STATED GOAL:
Filter for the word "levels" and keep each matching line.

DATA:

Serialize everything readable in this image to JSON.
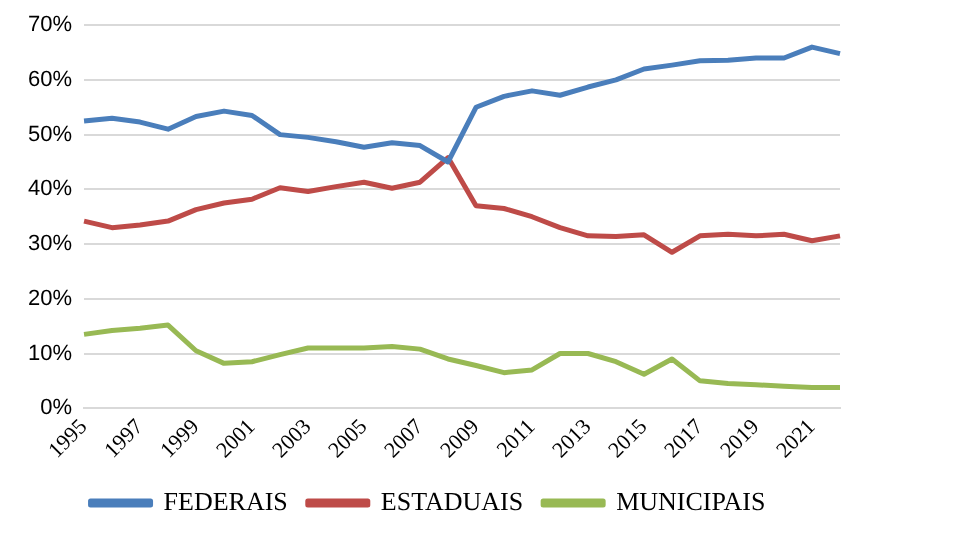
{
  "chart_data": {
    "type": "line",
    "categories": [
      "1995",
      null,
      "1997",
      null,
      "1999",
      null,
      "2001",
      null,
      "2003",
      null,
      "2005",
      null,
      "2007",
      null,
      "2009",
      null,
      "2011",
      null,
      "2013",
      null,
      "2015",
      null,
      "2017",
      null,
      "2019",
      null,
      "2021",
      null
    ],
    "series": [
      {
        "name": "FEDERAIS",
        "color": "#4a7ebb",
        "values": [
          52.5,
          53,
          52.3,
          51,
          53.3,
          54.3,
          53.5,
          50,
          49.5,
          48.7,
          47.7,
          48.5,
          48,
          45,
          55,
          57,
          58,
          57.2,
          58.7,
          60,
          62,
          62.7,
          63.5,
          63.6,
          64,
          64,
          66,
          64.8
        ]
      },
      {
        "name": "ESTADUAIS",
        "color": "#be4b48",
        "values": [
          34.2,
          33,
          33.5,
          34.2,
          36.3,
          37.5,
          38.2,
          40.3,
          39.6,
          40.5,
          41.3,
          40.2,
          41.3,
          45.8,
          37,
          36.5,
          35,
          33,
          31.5,
          31.4,
          31.7,
          28.5,
          31.5,
          31.8,
          31.5,
          31.8,
          30.6,
          31.5
        ]
      },
      {
        "name": "MUNICIPAIS",
        "color": "#98b954",
        "values": [
          13.5,
          14.2,
          14.6,
          15.2,
          10.5,
          8.2,
          8.5,
          9.8,
          11,
          11,
          11,
          11.3,
          10.8,
          9,
          7.8,
          6.5,
          7,
          10,
          10,
          8.5,
          6.2,
          9,
          5,
          4.5,
          4.3,
          4,
          3.8,
          3.8
        ]
      }
    ],
    "ylim": [
      0,
      70
    ],
    "yticks": [
      {
        "value": 0,
        "label": "0%"
      },
      {
        "value": 10,
        "label": "10%"
      },
      {
        "value": 20,
        "label": "20%"
      },
      {
        "value": 30,
        "label": "30%"
      },
      {
        "value": 40,
        "label": "40%"
      },
      {
        "value": 50,
        "label": "50%"
      },
      {
        "value": 60,
        "label": "60%"
      },
      {
        "value": 70,
        "label": "70%"
      }
    ],
    "grid": "y",
    "legend": "bottom",
    "marker": "none",
    "line_style": "solid"
  }
}
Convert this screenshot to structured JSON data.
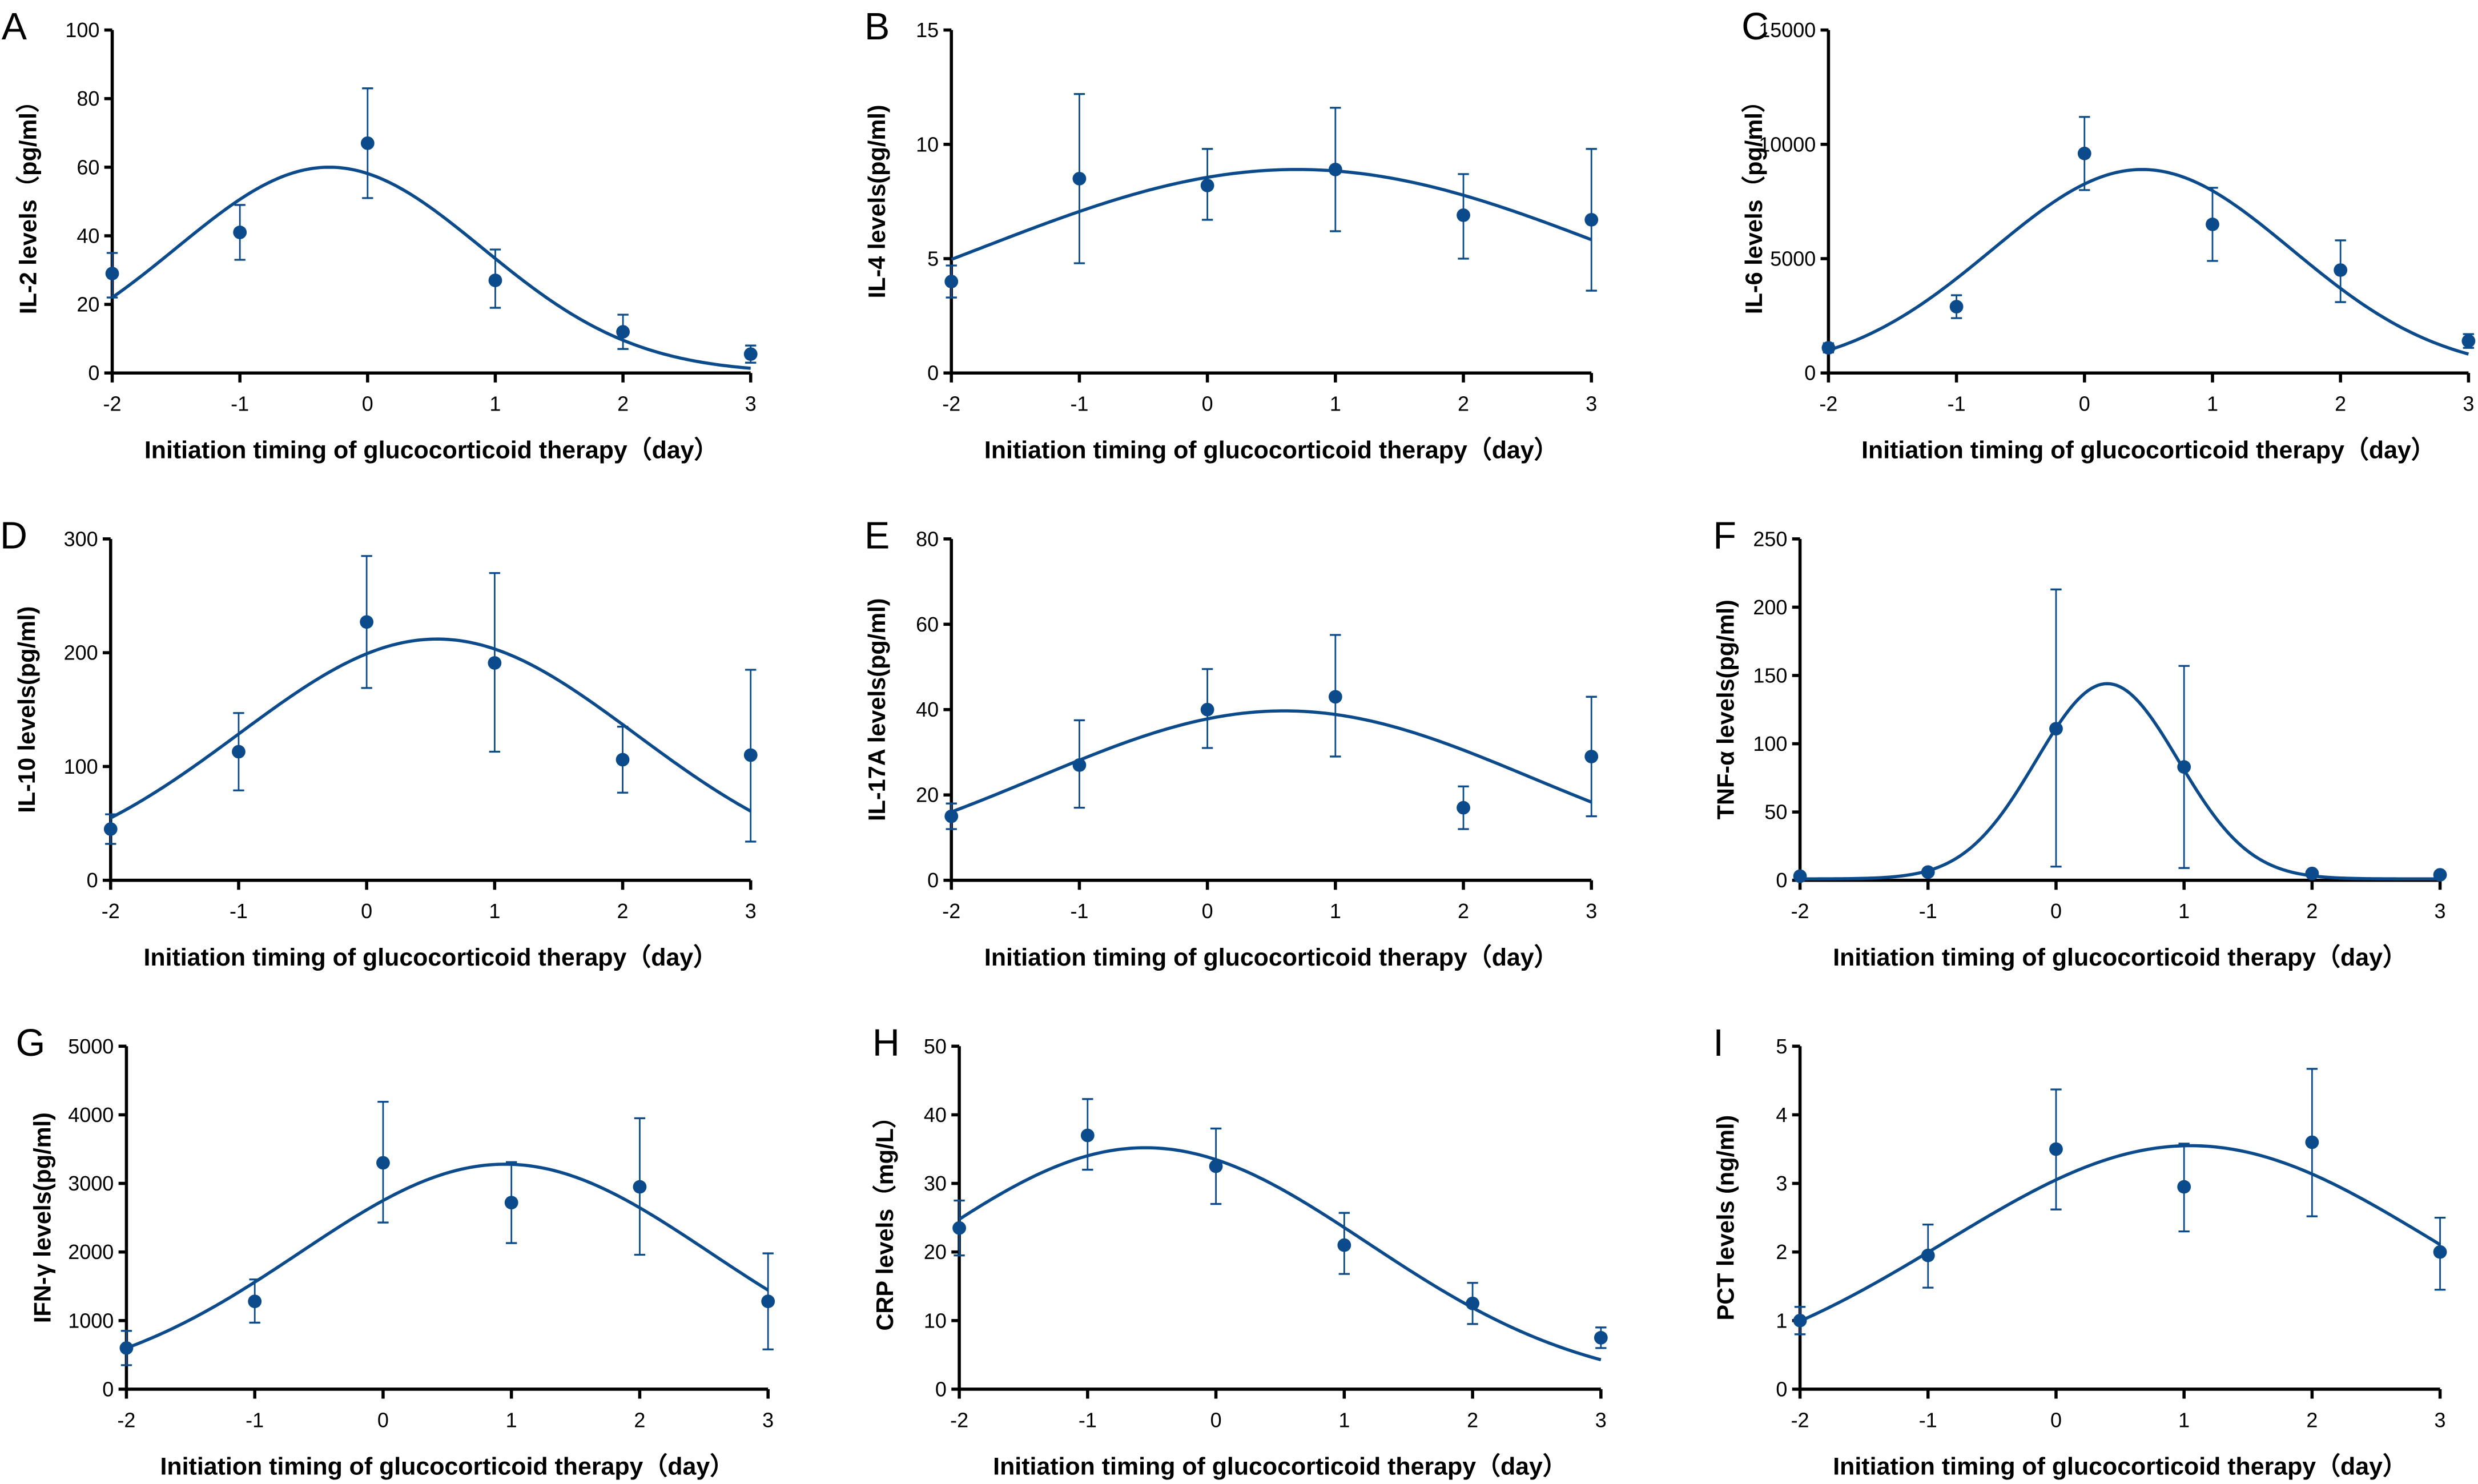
{
  "chart_data": [
    {
      "panel": "A",
      "type": "scatter",
      "ylabel": "IL-2 levels（pg/ml）",
      "xlabel": "Initiation timing of glucocorticoid therapy（day）",
      "x": [
        -2,
        -1,
        0,
        1,
        2,
        3
      ],
      "xlim": [
        -2,
        3
      ],
      "ylim": [
        0,
        100
      ],
      "yticks": [
        0,
        20,
        40,
        60,
        80,
        100
      ],
      "values": [
        29,
        41,
        67,
        27,
        12,
        5.5
      ],
      "err_low": [
        22,
        33,
        51,
        19,
        7,
        3
      ],
      "err_high": [
        35,
        49,
        83,
        36,
        17,
        8
      ],
      "fit": {
        "type": "gaussian",
        "amplitude": 60,
        "center": -0.3,
        "sd": 1.2,
        "baseline": 0
      }
    },
    {
      "panel": "B",
      "type": "scatter",
      "ylabel": "IL-4 levels(pg/ml)",
      "xlabel": "Initiation timing of glucocorticoid therapy（day）",
      "x": [
        -2,
        -1,
        0,
        1,
        2,
        3
      ],
      "xlim": [
        -2,
        3
      ],
      "ylim": [
        0,
        15
      ],
      "yticks": [
        0,
        5,
        10,
        15
      ],
      "values": [
        4.0,
        8.5,
        8.2,
        8.9,
        6.9,
        6.7
      ],
      "err_low": [
        3.3,
        4.8,
        6.7,
        6.2,
        5.0,
        3.6
      ],
      "err_high": [
        4.7,
        12.2,
        9.8,
        11.6,
        8.7,
        9.8
      ],
      "fit": {
        "type": "gaussian",
        "amplitude": 8.9,
        "center": 0.7,
        "sd": 2.5,
        "baseline": 0
      }
    },
    {
      "panel": "C",
      "type": "scatter",
      "ylabel": "IL-6 levels（pg/ml）",
      "xlabel": "Initiation timing of glucocorticoid therapy（day）",
      "x": [
        -2,
        -1,
        0,
        1,
        2,
        3
      ],
      "xlim": [
        -2,
        3
      ],
      "ylim": [
        0,
        15000
      ],
      "yticks": [
        0,
        5000,
        10000,
        15000
      ],
      "values": [
        1100,
        2900,
        9600,
        6500,
        4500,
        1400
      ],
      "err_low": [
        900,
        2400,
        8000,
        4900,
        3100,
        1100
      ],
      "err_high": [
        1300,
        3400,
        11200,
        8100,
        5800,
        1700
      ],
      "fit": {
        "type": "gaussian",
        "amplitude": 8900,
        "center": 0.45,
        "sd": 1.17,
        "baseline": 0
      }
    },
    {
      "panel": "D",
      "type": "scatter",
      "ylabel": "IL-10 levels(pg/ml)",
      "xlabel": "Initiation timing of glucocorticoid therapy（day）",
      "x": [
        -2,
        -1,
        0,
        1,
        2,
        3
      ],
      "xlim": [
        -2,
        3
      ],
      "ylim": [
        0,
        300
      ],
      "yticks": [
        0,
        100,
        200,
        300
      ],
      "values": [
        45,
        113,
        227,
        191,
        106,
        110
      ],
      "err_low": [
        32,
        79,
        169,
        113,
        77,
        34
      ],
      "err_high": [
        58,
        147,
        285,
        270,
        135,
        185
      ],
      "fit": {
        "type": "gaussian",
        "amplitude": 212,
        "center": 0.55,
        "sd": 1.55,
        "baseline": 0
      }
    },
    {
      "panel": "E",
      "type": "scatter",
      "ylabel": "IL-17A levels(pg/ml)",
      "xlabel": "Initiation timing of glucocorticoid therapy（day）",
      "x": [
        -2,
        -1,
        0,
        1,
        2,
        3
      ],
      "xlim": [
        -2,
        3
      ],
      "ylim": [
        0,
        80
      ],
      "yticks": [
        0,
        20,
        40,
        60,
        80
      ],
      "values": [
        15,
        27,
        40,
        43,
        17,
        29
      ],
      "err_low": [
        12,
        17,
        31,
        29,
        12,
        15
      ],
      "err_high": [
        18,
        37.5,
        49.5,
        57.5,
        22,
        43
      ],
      "fit": {
        "type": "gaussian",
        "amplitude": 39.7,
        "center": 0.6,
        "sd": 1.93,
        "baseline": 0
      }
    },
    {
      "panel": "F",
      "type": "scatter",
      "ylabel": "TNF-α levels(pg/ml)",
      "xlabel": "Initiation timing of glucocorticoid therapy（day）",
      "x": [
        -2,
        -1,
        0,
        1,
        2,
        3
      ],
      "xlim": [
        -2,
        3
      ],
      "ylim": [
        0,
        250
      ],
      "yticks": [
        0,
        50,
        100,
        150,
        200,
        250
      ],
      "values": [
        3,
        6,
        111,
        83,
        5,
        4
      ],
      "err_low": [
        2,
        4,
        10,
        9,
        3,
        3
      ],
      "err_high": [
        4,
        8,
        213,
        157,
        7,
        5
      ],
      "fit": {
        "type": "gaussian",
        "amplitude": 143,
        "center": 0.4,
        "sd": 0.556,
        "baseline": 1
      }
    },
    {
      "panel": "G",
      "type": "scatter",
      "ylabel": "IFN-γ levels(pg/ml)",
      "xlabel": "Initiation timing of glucocorticoid therapy（day）",
      "x": [
        -2,
        -1,
        0,
        1,
        2,
        3
      ],
      "xlim": [
        -2,
        3
      ],
      "ylim": [
        0,
        5000
      ],
      "yticks": [
        0,
        1000,
        2000,
        3000,
        4000,
        5000
      ],
      "values": [
        600,
        1280,
        3300,
        2720,
        2950,
        1280
      ],
      "err_low": [
        350,
        970,
        2430,
        2130,
        1960,
        580
      ],
      "err_high": [
        850,
        1600,
        4190,
        3310,
        3950,
        1980
      ],
      "fit": {
        "type": "gaussian",
        "amplitude": 3280,
        "center": 0.95,
        "sd": 1.6,
        "baseline": 0
      }
    },
    {
      "panel": "H",
      "type": "scatter",
      "ylabel": "CRP levels（mg/L）",
      "xlabel": "Initiation timing of glucocorticoid therapy（day）",
      "x": [
        -2,
        -1,
        0,
        1,
        2,
        3
      ],
      "xlim": [
        -2,
        3
      ],
      "ylim": [
        0,
        50
      ],
      "yticks": [
        0,
        10,
        20,
        30,
        40,
        50
      ],
      "values": [
        23.5,
        37,
        32.5,
        21,
        12.5,
        7.5
      ],
      "err_low": [
        19.5,
        32,
        27,
        16.8,
        9.5,
        6
      ],
      "err_high": [
        27.5,
        42.3,
        38,
        25.7,
        15.5,
        9
      ],
      "fit": {
        "type": "gaussian",
        "amplitude": 35.2,
        "center": -0.55,
        "sd": 1.73,
        "baseline": 0
      }
    },
    {
      "panel": "I",
      "type": "scatter",
      "ylabel": "PCT levels (ng/ml)",
      "xlabel": "Initiation timing of glucocorticoid therapy（day）",
      "x": [
        -2,
        -1,
        0,
        1,
        2,
        3
      ],
      "xlim": [
        -2,
        3
      ],
      "ylim": [
        0,
        5
      ],
      "yticks": [
        0,
        1,
        2,
        3,
        4,
        5
      ],
      "values": [
        1.0,
        1.95,
        3.5,
        2.95,
        3.6,
        2.0
      ],
      "err_low": [
        0.8,
        1.48,
        2.62,
        2.3,
        2.52,
        1.45
      ],
      "err_high": [
        1.2,
        2.4,
        4.37,
        3.58,
        4.67,
        2.5
      ],
      "fit": {
        "type": "gaussian",
        "amplitude": 3.55,
        "center": 1.05,
        "sd": 1.91,
        "baseline": 0
      }
    }
  ],
  "colors": {
    "series": "#0b4a8b",
    "axis": "#000000"
  }
}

WRITTEN RESPONSE:
      "ylabel": "IL-2 levels（pg/ml）",
      "ylabel": "IL-4 levels(pg/ml)",
      "ylabel": "IL-6 levels（pg/ml）",
      "ylabel": "IL-10 levels(pg/ml)",
      "ylabel": "IL-17A levels(pg/ml)",
      "ylabel": "TNF-α levels(pg/ml)",
      "ylabel": "IFN-γ levels(pg/ml)",
      "ylabel": "CRP levels（mg/L）",
      "ylabel": "PCT levels (ng/ml)",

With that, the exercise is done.